▶ **TASK INSTRUCTIONS**: Give only the number of lines in these records that contain the word "petalis".

>> Start

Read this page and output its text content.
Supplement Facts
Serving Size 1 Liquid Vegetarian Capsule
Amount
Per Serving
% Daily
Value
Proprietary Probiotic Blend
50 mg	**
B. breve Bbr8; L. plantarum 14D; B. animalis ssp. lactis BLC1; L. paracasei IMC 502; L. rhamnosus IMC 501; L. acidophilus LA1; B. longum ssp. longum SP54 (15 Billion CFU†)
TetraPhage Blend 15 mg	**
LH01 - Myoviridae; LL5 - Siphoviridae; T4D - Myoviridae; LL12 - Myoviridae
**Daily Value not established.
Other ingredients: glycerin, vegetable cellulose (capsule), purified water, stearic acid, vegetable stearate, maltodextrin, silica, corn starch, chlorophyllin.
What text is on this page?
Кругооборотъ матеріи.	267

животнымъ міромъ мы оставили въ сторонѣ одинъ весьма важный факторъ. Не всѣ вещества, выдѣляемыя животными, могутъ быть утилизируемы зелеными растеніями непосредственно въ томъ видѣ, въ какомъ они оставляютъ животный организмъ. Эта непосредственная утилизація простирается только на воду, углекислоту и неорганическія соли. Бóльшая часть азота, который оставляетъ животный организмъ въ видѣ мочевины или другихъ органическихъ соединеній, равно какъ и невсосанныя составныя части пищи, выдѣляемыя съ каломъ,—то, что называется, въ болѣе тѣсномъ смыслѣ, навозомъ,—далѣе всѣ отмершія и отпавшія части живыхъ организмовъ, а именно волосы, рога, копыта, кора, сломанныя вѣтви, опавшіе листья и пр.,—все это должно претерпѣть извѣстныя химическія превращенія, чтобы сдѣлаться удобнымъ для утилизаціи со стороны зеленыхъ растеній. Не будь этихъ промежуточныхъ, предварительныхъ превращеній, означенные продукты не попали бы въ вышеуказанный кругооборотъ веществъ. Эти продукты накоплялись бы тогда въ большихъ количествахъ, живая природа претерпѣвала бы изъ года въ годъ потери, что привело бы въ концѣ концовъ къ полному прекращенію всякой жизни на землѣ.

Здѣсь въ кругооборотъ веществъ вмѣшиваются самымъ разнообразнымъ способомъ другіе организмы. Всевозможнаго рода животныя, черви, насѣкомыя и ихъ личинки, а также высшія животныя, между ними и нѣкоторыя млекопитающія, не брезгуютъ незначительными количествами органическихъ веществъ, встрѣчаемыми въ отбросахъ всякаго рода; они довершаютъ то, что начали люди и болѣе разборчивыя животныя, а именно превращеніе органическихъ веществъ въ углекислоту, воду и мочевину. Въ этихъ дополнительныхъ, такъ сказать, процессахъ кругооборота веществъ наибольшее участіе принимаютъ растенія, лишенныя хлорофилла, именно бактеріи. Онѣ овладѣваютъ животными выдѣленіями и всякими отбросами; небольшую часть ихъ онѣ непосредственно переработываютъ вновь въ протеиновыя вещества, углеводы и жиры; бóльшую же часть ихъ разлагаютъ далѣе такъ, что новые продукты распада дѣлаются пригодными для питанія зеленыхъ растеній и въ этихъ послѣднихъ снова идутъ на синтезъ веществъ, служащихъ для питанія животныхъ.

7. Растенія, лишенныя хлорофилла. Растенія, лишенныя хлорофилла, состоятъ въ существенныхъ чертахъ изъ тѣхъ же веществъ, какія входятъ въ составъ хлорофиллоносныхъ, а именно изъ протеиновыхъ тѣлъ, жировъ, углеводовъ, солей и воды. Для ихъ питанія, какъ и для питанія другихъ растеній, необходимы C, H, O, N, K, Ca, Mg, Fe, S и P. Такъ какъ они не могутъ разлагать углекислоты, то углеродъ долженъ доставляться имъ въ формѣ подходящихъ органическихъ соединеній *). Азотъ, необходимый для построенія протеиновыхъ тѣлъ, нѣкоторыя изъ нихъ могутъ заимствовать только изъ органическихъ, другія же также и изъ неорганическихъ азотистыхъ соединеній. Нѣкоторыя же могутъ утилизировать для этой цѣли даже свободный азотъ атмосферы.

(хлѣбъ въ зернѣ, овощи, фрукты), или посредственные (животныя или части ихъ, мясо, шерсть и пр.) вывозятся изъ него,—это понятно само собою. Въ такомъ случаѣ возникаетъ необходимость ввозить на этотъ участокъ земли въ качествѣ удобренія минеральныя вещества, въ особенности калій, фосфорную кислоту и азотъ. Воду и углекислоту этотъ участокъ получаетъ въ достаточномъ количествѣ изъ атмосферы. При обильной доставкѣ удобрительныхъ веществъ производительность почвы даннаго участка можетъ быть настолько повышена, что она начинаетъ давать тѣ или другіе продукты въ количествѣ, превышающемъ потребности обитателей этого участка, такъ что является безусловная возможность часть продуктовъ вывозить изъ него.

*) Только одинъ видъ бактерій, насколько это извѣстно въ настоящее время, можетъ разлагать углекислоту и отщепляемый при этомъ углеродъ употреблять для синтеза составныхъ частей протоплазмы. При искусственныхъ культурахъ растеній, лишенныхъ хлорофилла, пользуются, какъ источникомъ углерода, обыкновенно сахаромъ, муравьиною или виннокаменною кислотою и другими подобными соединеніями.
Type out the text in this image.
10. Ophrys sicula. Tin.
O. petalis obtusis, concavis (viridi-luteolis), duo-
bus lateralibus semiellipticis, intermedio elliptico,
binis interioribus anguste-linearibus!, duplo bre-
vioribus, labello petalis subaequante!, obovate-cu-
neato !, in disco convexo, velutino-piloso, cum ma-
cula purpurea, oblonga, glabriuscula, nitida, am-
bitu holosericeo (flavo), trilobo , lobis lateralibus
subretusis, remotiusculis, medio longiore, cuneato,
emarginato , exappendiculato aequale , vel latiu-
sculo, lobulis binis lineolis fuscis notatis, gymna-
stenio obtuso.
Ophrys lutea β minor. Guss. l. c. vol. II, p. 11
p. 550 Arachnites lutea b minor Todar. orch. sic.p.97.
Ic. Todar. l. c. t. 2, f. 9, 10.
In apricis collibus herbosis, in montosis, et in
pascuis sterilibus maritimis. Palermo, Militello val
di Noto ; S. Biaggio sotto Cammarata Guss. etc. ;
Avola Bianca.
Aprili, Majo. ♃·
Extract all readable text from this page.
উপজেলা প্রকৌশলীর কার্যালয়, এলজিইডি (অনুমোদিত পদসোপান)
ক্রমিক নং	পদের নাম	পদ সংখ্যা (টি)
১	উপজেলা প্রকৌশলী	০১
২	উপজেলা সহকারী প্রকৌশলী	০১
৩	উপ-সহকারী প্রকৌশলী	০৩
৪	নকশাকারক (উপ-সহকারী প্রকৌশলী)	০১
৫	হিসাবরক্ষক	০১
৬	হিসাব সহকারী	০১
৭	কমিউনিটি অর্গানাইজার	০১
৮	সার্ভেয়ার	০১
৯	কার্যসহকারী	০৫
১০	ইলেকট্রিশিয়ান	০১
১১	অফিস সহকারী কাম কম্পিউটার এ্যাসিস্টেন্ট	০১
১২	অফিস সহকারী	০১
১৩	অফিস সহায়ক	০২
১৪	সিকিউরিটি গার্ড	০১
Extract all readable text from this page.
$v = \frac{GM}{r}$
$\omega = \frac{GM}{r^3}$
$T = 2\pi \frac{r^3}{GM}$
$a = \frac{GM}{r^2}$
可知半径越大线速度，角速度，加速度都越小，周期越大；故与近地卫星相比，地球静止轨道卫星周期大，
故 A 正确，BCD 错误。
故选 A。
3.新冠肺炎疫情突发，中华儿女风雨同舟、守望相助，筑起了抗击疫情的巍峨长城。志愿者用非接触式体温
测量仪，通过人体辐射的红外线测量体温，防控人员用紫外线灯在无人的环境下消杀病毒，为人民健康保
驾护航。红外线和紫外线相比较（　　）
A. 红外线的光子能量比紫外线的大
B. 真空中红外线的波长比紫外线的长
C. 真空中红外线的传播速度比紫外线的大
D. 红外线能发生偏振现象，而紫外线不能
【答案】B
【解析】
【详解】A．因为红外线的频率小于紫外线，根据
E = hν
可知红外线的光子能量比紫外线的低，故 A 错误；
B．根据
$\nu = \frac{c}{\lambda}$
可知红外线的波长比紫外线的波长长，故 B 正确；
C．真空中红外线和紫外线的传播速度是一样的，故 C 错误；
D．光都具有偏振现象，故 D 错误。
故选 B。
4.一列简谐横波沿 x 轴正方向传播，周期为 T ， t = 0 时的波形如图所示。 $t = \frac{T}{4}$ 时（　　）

>> End

▶ **ANSWER TO THE EXERCISE**: 2